Print each of the records below, leaving every word as it is.

═════ MATERIAL FOR THE TASK ═════

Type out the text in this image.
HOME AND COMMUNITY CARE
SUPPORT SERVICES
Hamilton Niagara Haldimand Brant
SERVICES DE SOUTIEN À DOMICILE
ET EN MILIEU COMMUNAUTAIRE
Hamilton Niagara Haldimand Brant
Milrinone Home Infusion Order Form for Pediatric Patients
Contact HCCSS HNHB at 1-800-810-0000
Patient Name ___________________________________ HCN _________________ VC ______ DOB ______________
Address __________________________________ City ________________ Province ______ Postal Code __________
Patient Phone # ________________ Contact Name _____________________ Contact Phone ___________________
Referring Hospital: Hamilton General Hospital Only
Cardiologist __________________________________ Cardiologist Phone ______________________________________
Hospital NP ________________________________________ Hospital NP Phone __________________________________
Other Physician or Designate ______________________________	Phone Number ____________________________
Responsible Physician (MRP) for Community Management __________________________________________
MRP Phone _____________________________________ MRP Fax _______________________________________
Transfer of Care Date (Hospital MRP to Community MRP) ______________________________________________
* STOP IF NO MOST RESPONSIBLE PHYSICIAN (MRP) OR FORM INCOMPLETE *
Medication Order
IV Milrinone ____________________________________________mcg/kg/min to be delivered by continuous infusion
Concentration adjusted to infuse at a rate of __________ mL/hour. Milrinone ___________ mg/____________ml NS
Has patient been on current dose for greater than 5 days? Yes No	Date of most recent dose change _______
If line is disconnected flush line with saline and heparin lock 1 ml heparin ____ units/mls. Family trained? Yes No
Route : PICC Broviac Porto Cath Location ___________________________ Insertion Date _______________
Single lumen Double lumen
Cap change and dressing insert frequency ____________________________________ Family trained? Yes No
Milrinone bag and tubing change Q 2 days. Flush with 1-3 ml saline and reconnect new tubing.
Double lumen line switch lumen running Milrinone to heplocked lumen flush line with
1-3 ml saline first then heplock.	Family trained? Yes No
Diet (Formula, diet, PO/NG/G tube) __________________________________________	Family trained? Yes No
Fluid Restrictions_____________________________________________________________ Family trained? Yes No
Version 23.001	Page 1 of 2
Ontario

═════

→ **TASK RESULT**:
Type out the text in this image.
HOME AND COMMUNITY CARE
SUPPORT SERVICES
Hamilton Niagara Haldimand Brant
SERVICES DE SOUTIEN À DOMICILE
ET EN MILIEU COMMUNAUTAIRE
Hamilton Niagara Haldimand Brant
Milrinone Home Infusion Order Form for Pediatric Patients
Contact HCCSS HNHB at 1-800-810-0000
Patient Name ___________________________________ HCN _________________ VC ______ DOB ______________
Address __________________________________ City ________________ Province ______ Postal Code __________
Patient Phone # ________________ Contact Name _____________________ Contact Phone ___________________
Referring Hospital: Hamilton General Hospital Only
Cardiologist __________________________________ Cardiologist Phone ______________________________________
Hospital NP ________________________________________ Hospital NP Phone __________________________________
Other Physician or Designate ______________________________	Phone Number ____________________________
Responsible Physician (MRP) for Community Management __________________________________________
MRP Phone _____________________________________ MRP Fax _______________________________________
Transfer of Care Date (Hospital MRP to Community MRP) ______________________________________________
* STOP IF NO MOST RESPONSIBLE PHYSICIAN (MRP) OR FORM INCOMPLETE *
Medication Order
IV Milrinone ____________________________________________mcg/kg/min to be delivered by continuous infusion
Concentration adjusted to infuse at a rate of __________ mL/hour. Milrinone ___________ mg/____________ml NS
Has patient been on current dose for greater than 5 days? Yes No	Date of most recent dose change _______
If line is disconnected flush line with saline and heparin lock 1 ml heparin ____ units/mls. Family trained? Yes No
Route : PICC Broviac Porto Cath Location ___________________________ Insertion Date _______________
Single lumen Double lumen
Cap change and dressing insert frequency ____________________________________ Family trained? Yes No
Milrinone bag and tubing change Q 2 days. Flush with 1-3 ml saline and reconnect new tubing.
Double lumen line switch lumen running Milrinone to heplocked lumen flush line with
1-3 ml saline first then heplock.	Family trained? Yes No
Diet (Formula, diet, PO/NG/G tube) __________________________________________	Family trained? Yes No
Fluid Restrictions_____________________________________________________________ Family trained? Yes No
Version 23.001	Page 1 of 2
Ontario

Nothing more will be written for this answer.